Exercise prompt: Your task is to copy every line of this material exactly.

Entries provided:
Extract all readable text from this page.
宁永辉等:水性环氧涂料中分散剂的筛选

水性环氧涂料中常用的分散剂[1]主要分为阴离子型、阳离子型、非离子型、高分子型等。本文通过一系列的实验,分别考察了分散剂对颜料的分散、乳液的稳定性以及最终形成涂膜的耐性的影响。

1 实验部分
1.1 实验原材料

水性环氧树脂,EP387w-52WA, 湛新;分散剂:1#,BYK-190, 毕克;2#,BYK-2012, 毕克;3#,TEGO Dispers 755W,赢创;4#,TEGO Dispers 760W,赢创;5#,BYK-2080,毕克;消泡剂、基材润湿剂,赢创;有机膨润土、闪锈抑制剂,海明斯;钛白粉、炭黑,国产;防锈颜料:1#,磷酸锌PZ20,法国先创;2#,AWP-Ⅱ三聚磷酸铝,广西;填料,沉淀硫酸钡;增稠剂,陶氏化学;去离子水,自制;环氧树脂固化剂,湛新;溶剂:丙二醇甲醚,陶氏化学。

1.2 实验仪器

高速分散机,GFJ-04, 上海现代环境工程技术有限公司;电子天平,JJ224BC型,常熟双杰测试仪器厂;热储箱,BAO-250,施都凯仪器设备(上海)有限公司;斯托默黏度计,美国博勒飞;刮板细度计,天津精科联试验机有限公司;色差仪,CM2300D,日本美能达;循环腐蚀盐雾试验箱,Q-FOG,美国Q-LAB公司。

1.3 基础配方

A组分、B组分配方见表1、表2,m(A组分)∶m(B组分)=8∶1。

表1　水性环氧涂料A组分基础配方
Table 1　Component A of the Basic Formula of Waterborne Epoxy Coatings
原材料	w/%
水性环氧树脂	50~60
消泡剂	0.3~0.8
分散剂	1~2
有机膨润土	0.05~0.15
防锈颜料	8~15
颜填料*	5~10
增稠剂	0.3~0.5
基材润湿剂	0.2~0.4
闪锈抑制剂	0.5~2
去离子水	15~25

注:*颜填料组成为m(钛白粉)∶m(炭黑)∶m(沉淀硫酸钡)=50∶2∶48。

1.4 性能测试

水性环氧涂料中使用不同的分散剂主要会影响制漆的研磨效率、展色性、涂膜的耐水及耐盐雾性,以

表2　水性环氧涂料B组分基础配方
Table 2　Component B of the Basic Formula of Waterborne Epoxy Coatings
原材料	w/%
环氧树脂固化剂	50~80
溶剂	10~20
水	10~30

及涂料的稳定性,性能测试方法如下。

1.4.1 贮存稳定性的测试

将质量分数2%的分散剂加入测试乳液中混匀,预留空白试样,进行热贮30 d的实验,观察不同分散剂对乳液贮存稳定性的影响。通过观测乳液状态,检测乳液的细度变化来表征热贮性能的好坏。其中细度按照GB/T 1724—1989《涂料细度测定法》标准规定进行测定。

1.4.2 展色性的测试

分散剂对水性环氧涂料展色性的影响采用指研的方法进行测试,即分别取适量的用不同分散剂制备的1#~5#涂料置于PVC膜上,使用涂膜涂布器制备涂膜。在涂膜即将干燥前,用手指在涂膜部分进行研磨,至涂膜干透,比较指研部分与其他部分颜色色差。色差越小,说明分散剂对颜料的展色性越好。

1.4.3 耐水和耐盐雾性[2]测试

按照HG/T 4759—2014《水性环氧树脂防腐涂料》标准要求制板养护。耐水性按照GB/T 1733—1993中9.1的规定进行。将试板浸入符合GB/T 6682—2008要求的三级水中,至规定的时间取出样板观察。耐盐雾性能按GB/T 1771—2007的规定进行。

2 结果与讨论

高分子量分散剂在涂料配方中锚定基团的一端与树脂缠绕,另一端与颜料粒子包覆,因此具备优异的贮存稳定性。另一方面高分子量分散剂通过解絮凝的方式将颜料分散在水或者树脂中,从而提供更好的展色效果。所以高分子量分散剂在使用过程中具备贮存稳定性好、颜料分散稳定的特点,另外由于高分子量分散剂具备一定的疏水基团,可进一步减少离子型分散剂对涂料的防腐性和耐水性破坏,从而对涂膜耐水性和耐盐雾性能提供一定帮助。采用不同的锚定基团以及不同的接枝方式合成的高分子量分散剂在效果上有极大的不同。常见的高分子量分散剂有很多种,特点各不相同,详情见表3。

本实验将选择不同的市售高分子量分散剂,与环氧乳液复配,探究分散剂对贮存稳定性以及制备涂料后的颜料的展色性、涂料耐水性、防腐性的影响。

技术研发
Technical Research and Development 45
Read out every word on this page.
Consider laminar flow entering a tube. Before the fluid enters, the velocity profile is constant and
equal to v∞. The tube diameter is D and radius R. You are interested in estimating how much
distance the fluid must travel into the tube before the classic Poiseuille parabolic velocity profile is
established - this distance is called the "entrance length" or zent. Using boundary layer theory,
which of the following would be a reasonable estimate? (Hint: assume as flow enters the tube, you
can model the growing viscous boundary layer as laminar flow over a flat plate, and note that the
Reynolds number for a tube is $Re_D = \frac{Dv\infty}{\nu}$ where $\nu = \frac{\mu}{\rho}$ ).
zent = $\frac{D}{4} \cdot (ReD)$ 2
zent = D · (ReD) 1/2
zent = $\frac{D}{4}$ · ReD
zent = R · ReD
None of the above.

Task output:
Extract all readable text from this page.
宁永辉等:水性环氧涂料中分散剂的筛选

水性环氧涂料中常用的分散剂[1]主要分为阴离子型、阳离子型、非离子型、高分子型等。本文通过一系列的实验,分别考察了分散剂对颜料的分散、乳液的稳定性以及最终形成涂膜的耐性的影响。

1 实验部分
1.1 实验原材料

水性环氧树脂,EP387w-52WA, 湛新;分散剂:1#,BYK-190, 毕克;2#,BYK-2012, 毕克;3#,TEGO Dispers 755W,赢创;4#,TEGO Dispers 760W,赢创;5#,BYK-2080,毕克;消泡剂、基材润湿剂,赢创;有机膨润土、闪锈抑制剂,海明斯;钛白粉、炭黑,国产;防锈颜料:1#,磷酸锌PZ20,法国先创;2#,AWP-Ⅱ三聚磷酸铝,广西;填料,沉淀硫酸钡;增稠剂,陶氏化学;去离子水,自制;环氧树脂固化剂,湛新;溶剂:丙二醇甲醚,陶氏化学。

1.2 实验仪器

高速分散机,GFJ-04, 上海现代环境工程技术有限公司;电子天平,JJ224BC型,常熟双杰测试仪器厂;热储箱,BAO-250,施都凯仪器设备(上海)有限公司;斯托默黏度计,美国博勒飞;刮板细度计,天津精科联试验机有限公司;色差仪,CM2300D,日本美能达;循环腐蚀盐雾试验箱,Q-FOG,美国Q-LAB公司。

1.3 基础配方

A组分、B组分配方见表1、表2,m(A组分)∶m(B组分)=8∶1。

表1　水性环氧涂料A组分基础配方
Table 1　Component A of the Basic Formula of Waterborne Epoxy Coatings
原材料	w/%
水性环氧树脂	50~60
消泡剂	0.3~0.8
分散剂	1~2
有机膨润土	0.05~0.15
防锈颜料	8~15
颜填料*	5~10
增稠剂	0.3~0.5
基材润湿剂	0.2~0.4
闪锈抑制剂	0.5~2
去离子水	15~25

注:*颜填料组成为m(钛白粉)∶m(炭黑)∶m(沉淀硫酸钡)=50∶2∶48。

1.4 性能测试

水性环氧涂料中使用不同的分散剂主要会影响制漆的研磨效率、展色性、涂膜的耐水及耐盐雾性,以

表2　水性环氧涂料B组分基础配方
Table 2　Component B of the Basic Formula of Waterborne Epoxy Coatings
原材料	w/%
环氧树脂固化剂	50~80
溶剂	10~20
水	10~30

及涂料的稳定性,性能测试方法如下。

1.4.1 贮存稳定性的测试

将质量分数2%的分散剂加入测试乳液中混匀,预留空白试样,进行热贮30 d的实验,观察不同分散剂对乳液贮存稳定性的影响。通过观测乳液状态,检测乳液的细度变化来表征热贮性能的好坏。其中细度按照GB/T 1724—1989《涂料细度测定法》标准规定进行测定。

1.4.2 展色性的测试

分散剂对水性环氧涂料展色性的影响采用指研的方法进行测试,即分别取适量的用不同分散剂制备的1#~5#涂料置于PVC膜上,使用涂膜涂布器制备涂膜。在涂膜即将干燥前,用手指在涂膜部分进行研磨,至涂膜干透,比较指研部分与其他部分颜色色差。色差越小,说明分散剂对颜料的展色性越好。

1.4.3 耐水和耐盐雾性[2]测试

按照HG/T 4759—2014《水性环氧树脂防腐涂料》标准要求制板养护。耐水性按照GB/T 1733—1993中9.1的规定进行。将试板浸入符合GB/T 6682—2008要求的三级水中,至规定的时间取出样板观察。耐盐雾性能按GB/T 1771—2007的规定进行。

2 结果与讨论

高分子量分散剂在涂料配方中锚定基团的一端与树脂缠绕,另一端与颜料粒子包覆,因此具备优异的贮存稳定性。另一方面高分子量分散剂通过解絮凝的方式将颜料分散在水或者树脂中,从而提供更好的展色效果。所以高分子量分散剂在使用过程中具备贮存稳定性好、颜料分散稳定的特点,另外由于高分子量分散剂具备一定的疏水基团,可进一步减少离子型分散剂对涂料的防腐性和耐水性破坏,从而对涂膜耐水性和耐盐雾性能提供一定帮助。采用不同的锚定基团以及不同的接枝方式合成的高分子量分散剂在效果上有极大的不同。常见的高分子量分散剂有很多种,特点各不相同,详情见表3。

本实验将选择不同的市售高分子量分散剂,与环氧乳液复配,探究分散剂对贮存稳定性以及制备涂料后的颜料的展色性、涂料耐水性、防腐性的影响。

技术研发
Technical Research and Development 45
Read out every word on this page.
Consider laminar flow entering a tube. Before the fluid enters, the velocity profile is constant and
equal to v∞. The tube diameter is D and radius R. You are interested in estimating how much
distance the fluid must travel into the tube before the classic Poiseuille parabolic velocity profile is
established - this distance is called the "entrance length" or zent. Using boundary layer theory,
which of the following would be a reasonable estimate? (Hint: assume as flow enters the tube, you
can model the growing viscous boundary layer as laminar flow over a flat plate, and note that the
Reynolds number for a tube is $Re_D = \frac{Dv\infty}{\nu}$ where $\nu = \frac{\mu}{\rho}$ ).
zent = $\frac{D}{4} \cdot (ReD)$ 2
zent = D · (ReD) 1/2
zent = $\frac{D}{4}$ · ReD
zent = R · ReD
None of the above.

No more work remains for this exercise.